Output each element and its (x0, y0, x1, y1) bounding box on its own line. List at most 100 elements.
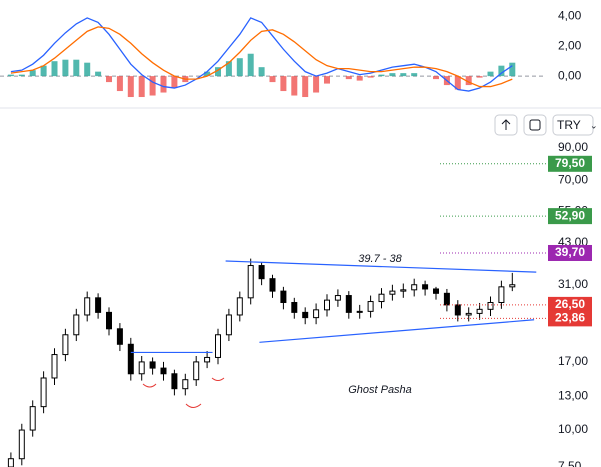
histogram-bar (345, 76, 352, 80)
candle-body (182, 379, 189, 390)
histogram-bar (116, 76, 123, 92)
candle-body (106, 311, 112, 330)
candle-body (465, 312, 472, 316)
trendline (259, 319, 535, 343)
y-tick-label: 2,00 (558, 38, 582, 52)
trendline (225, 260, 537, 273)
candle-body (29, 406, 36, 431)
candle-body (247, 265, 254, 299)
histogram-bar (476, 76, 483, 78)
price-tag-label: 23,86 (555, 311, 585, 325)
candle-body (356, 310, 363, 313)
histogram-bar (51, 61, 58, 77)
candle-body (487, 301, 494, 310)
histogram-bar (454, 76, 461, 90)
candle-body (62, 334, 69, 356)
candle-body (160, 367, 167, 375)
price-tag (548, 244, 592, 261)
y-tick-label: 7,50 (558, 459, 582, 467)
candle-body (225, 314, 232, 336)
candle-body (422, 284, 429, 290)
candle-body (454, 304, 461, 316)
histogram-bar (280, 76, 287, 92)
candle-body (7, 458, 14, 467)
candle-body (367, 301, 374, 312)
candle-body (95, 297, 102, 313)
candle-body (116, 328, 123, 345)
histogram-bar (411, 73, 418, 77)
arrow-icon (501, 119, 511, 130)
candle-body (433, 288, 439, 294)
candle-body (84, 297, 91, 316)
candle-body (324, 299, 330, 311)
candle-body (171, 373, 178, 390)
histogram-bar (40, 65, 47, 77)
candle-body (291, 301, 298, 313)
candle-body (40, 377, 47, 408)
fullscreen-icon (529, 119, 541, 131)
price-tag-label: 26,50 (555, 297, 585, 311)
histogram-bar (160, 76, 167, 93)
histogram-bar (291, 76, 298, 96)
y-tick-label: 0,00 (558, 68, 582, 82)
histogram-bar (356, 76, 363, 81)
candle-body (138, 361, 145, 375)
candle-body (443, 292, 450, 306)
histogram-bar (302, 76, 309, 98)
histogram-bar (225, 61, 232, 77)
histogram-bar (400, 73, 407, 77)
price-tag (548, 310, 592, 327)
candle-body (389, 290, 396, 295)
histogram-bar (236, 58, 243, 77)
candle-body (411, 284, 418, 291)
price-tag-label: 79,50 (555, 156, 585, 170)
candle-body (193, 361, 200, 381)
histogram-bar (247, 53, 254, 77)
pattern-marks (142, 377, 225, 408)
candle-body (269, 278, 276, 292)
histogram-bar (84, 62, 91, 77)
histogram-bar (367, 76, 374, 78)
price-tag (548, 155, 592, 172)
candle-body (51, 354, 58, 379)
currency-label: TRY (557, 118, 581, 132)
price-tag (548, 208, 592, 225)
histogram-bar (465, 76, 472, 86)
histogram-bar (433, 76, 439, 80)
candle-body (400, 289, 407, 292)
candle-body (498, 286, 505, 303)
histogram-bar (73, 59, 80, 77)
y-tick-label: 13,00 (558, 389, 588, 403)
histogram-bar (204, 71, 211, 77)
histogram-bar (498, 65, 505, 77)
currency-button[interactable] (552, 114, 594, 136)
histogram-bar (215, 67, 221, 77)
histogram-bar (378, 74, 385, 77)
y-tick-label: 70,00 (558, 172, 588, 186)
annotation: 39.7 - 38 (358, 253, 402, 265)
histogram-bar (389, 73, 396, 77)
price-tag-label: 39,70 (555, 245, 585, 259)
histogram-bar (269, 76, 276, 83)
y-tick-label: 31,00 (558, 277, 588, 291)
histogram-bar (29, 70, 36, 77)
histogram-bar (171, 76, 178, 89)
fullscreen-button[interactable] (523, 114, 547, 136)
candle-body (509, 284, 516, 288)
currency-caret: ⌄ (590, 120, 598, 130)
histogram-bar (7, 74, 14, 77)
candle-body (215, 334, 221, 358)
y-tick-label: 4,00 (558, 9, 582, 23)
candle-body (73, 314, 80, 336)
histogram-bar (127, 76, 134, 98)
histogram-bar (258, 67, 265, 77)
price-tag-label: 52,90 (555, 208, 585, 222)
histogram-bar (509, 62, 516, 77)
candle-body (127, 343, 134, 375)
candle-body (236, 297, 243, 316)
candle-body (18, 429, 25, 460)
histogram-bar (62, 59, 69, 77)
histogram-bar (313, 76, 320, 93)
histogram-bar (106, 76, 112, 83)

————

◆ Goal: Put every line of the records into a Markdown table with two columns, Row for a running number and Entry for the line, skipping blank lines. Leave the pictures out.

◆ Result for this task:
| Row | Entry |
|---|---|
| 1 | Output each element and its (x0, y0, x1, y1) bounding box on its own line. List at most 100 elements. |
| 2 | histogram-bar (345, 76, 352, 80) |
| 3 | candle-body (182, 379, 189, 390) |
| 4 | histogram-bar (116, 76, 123, 92) |
| 5 | candle-body (106, 311, 112, 330) |
| 6 | candle-body (465, 312, 472, 316) |
| 7 | trendline (259, 319, 535, 343) |
| 8 | y-tick-label: 2,00 (558, 38, 582, 52) |
| 9 | trendline (225, 260, 537, 273) |
| 10 | candle-body (29, 406, 36, 431) |
| 11 | candle-body (247, 265, 254, 299) |
| 12 | histogram-bar (476, 76, 483, 78) |
| 13 | price-tag-label: 23,86 (555, 311, 585, 325) |
| 14 | candle-body (356, 310, 363, 313) |
| 15 | histogram-bar (51, 61, 58, 77) |
| 16 | candle-body (487, 301, 494, 310) |
| 17 | histogram-bar (454, 76, 461, 90) |
| 18 | candle-body (62, 334, 69, 356) |
| 19 | candle-body (160, 367, 167, 375) |
| 20 | price-tag (548, 244, 592, 261) |
| 21 | y-tick-label: 7,50 (558, 459, 582, 467) |
| 22 | candle-body (225, 314, 232, 336) |
| 23 | candle-body (422, 284, 429, 290) |
| 24 | candle-body (454, 304, 461, 316) |
| 25 | histogram-bar (280, 76, 287, 92) |
| 26 | candle-body (7, 458, 14, 467) |
| 27 | candle-body (367, 301, 374, 312) |
| 28 | candle-body (95, 297, 102, 313) |
| 29 | candle-body (116, 328, 123, 345) |
| 30 | histogram-bar (411, 73, 418, 77) |
| 31 | arrow-icon (501, 119, 511, 130) |
| 32 | candle-body (433, 288, 439, 294) |
| 33 | candle-body (84, 297, 91, 316) |
| 34 | candle-body (324, 299, 330, 311) |
| 35 | candle-body (171, 373, 178, 390) |
| 36 | histogram-bar (40, 65, 47, 77) |
| 37 | candle-body (291, 301, 298, 313) |
| 38 | candle-body (40, 377, 47, 408) |
| 39 | fullscreen-icon (529, 119, 541, 131) |
| 40 | price-tag-label: 26,50 (555, 297, 585, 311) |
| 41 | histogram-bar (160, 76, 167, 93) |
| 42 | histogram-bar (291, 76, 298, 96) |
| 43 | y-tick-label: 0,00 (558, 68, 582, 82) |
| 44 | histogram-bar (356, 76, 363, 81) |
| 45 | candle-body (138, 361, 145, 375) |
| 46 | candle-body (443, 292, 450, 306) |
| 47 | histogram-bar (302, 76, 309, 98) |
| 48 | histogram-bar (225, 61, 232, 77) |
| 49 | histogram-bar (400, 73, 407, 77) |
| 50 | price-tag (548, 310, 592, 327) |
| 51 | candle-body (389, 290, 396, 295) |
| 52 | histogram-bar (236, 58, 243, 77) |
| 53 | candle-body (411, 284, 418, 291) |
| 54 | price-tag-label: 79,50 (555, 156, 585, 170) |
| 55 | candle-body (193, 361, 200, 381) |
| 56 | histogram-bar (247, 53, 254, 77) |
| 57 | pattern-marks (142, 377, 225, 408) |
| 58 | candle-body (269, 278, 276, 292) |
| 59 | histogram-bar (84, 62, 91, 77) |
| 60 | histogram-bar (367, 76, 374, 78) |
| 61 | price-tag (548, 155, 592, 172) |
| 62 | candle-body (51, 354, 58, 379) |
| 63 | currency-label: TRY (557, 118, 581, 132) |
| 64 | price-tag (548, 208, 592, 225) |
| 65 | histogram-bar (465, 76, 472, 86) |
| 66 | histogram-bar (433, 76, 439, 80) |
| 67 | candle-body (400, 289, 407, 292) |
| 68 | candle-body (498, 286, 505, 303) |
| 69 | histogram-bar (73, 59, 80, 77) |
| 70 | y-tick-label: 13,00 (558, 389, 588, 403) |
| 71 | histogram-bar (204, 71, 211, 77) |
| 72 | histogram-bar (498, 65, 505, 77) |
| 73 | currency-button[interactable] (552, 114, 594, 136) |
| 74 | histogram-bar (215, 67, 221, 77) |
| 75 | histogram-bar (378, 74, 385, 77) |
| 76 | y-tick-label: 70,00 (558, 172, 588, 186) |
| 77 | annotation: 39.7 - 38 (358, 253, 402, 265) |
| 78 | histogram-bar (389, 73, 396, 77) |
| 79 | price-tag-label: 39,70 (555, 245, 585, 259) |
| 80 | histogram-bar (269, 76, 276, 83) |
| 81 | y-tick-label: 31,00 (558, 277, 588, 291) |
| 82 | histogram-bar (29, 70, 36, 77) |
| 83 | histogram-bar (171, 76, 178, 89) |
| 84 | fullscreen-button[interactable] (523, 114, 547, 136) |
| 85 | candle-body (509, 284, 516, 288) |
| 86 | currency-caret: ⌄ (590, 120, 598, 130) |
| 87 | histogram-bar (7, 74, 14, 77) |
| 88 | candle-body (215, 334, 221, 358) |
| 89 | y-tick-label: 4,00 (558, 9, 582, 23) |
| 90 | candle-body (73, 314, 80, 336) |
| 91 | histogram-bar (127, 76, 134, 98) |
| 92 | histogram-bar (258, 67, 265, 77) |
| 93 | price-tag-label: 52,90 (555, 208, 585, 222) |
| 94 | histogram-bar (509, 62, 516, 77) |
| 95 | candle-body (127, 343, 134, 375) |
| 96 | candle-body (236, 297, 243, 316) |
| 97 | candle-body (18, 429, 25, 460) |
| 98 | histogram-bar (62, 59, 69, 77) |
| 99 | histogram-bar (313, 76, 320, 93) |
| 100 | histogram-bar (106, 76, 112, 83) |